◆ EXERCISE TASK
Examine the records and identify each line that includes the string "perldoc". Copy those lines.

◆ PROVIDED RECORDS

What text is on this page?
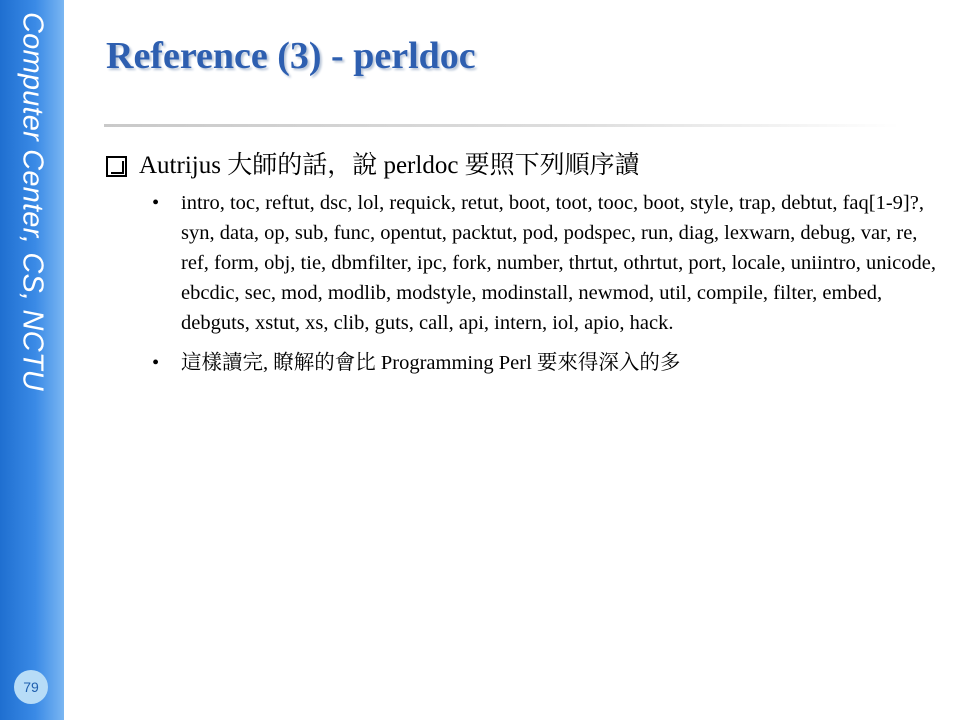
Computer Center, CS, NCTU
79
Reference (3) - perldoc
Autrijus 大師的話，說 perldoc 要照下列順序讀
• intro, toc, reftut, dsc, lol, requick, retut, boot, toot, tooc, boot, style, trap, debtut, faq[1-9]?, syn, data, op, sub, func, opentut, packtut, pod, podspec, run, diag, lexwarn, debug, var, re, ref, form, obj, tie, dbmfilter, ipc, fork, number, thrtut, othrtut, port, locale, uniintro, unicode, ebcdic, sec, mod, modlib, modstyle, modinstall, newmod, util, compile, filter, embed, debguts, xstut, xs, clib, guts, call, api, intern, iol, apio, hack.
• 這樣讀完, 瞭解的會比 Programming Perl 要來得深入的多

◆ FINISHED TASK
Reference (3) - perldoc
Autrijus 大師的話，說 perldoc 要照下列順序讀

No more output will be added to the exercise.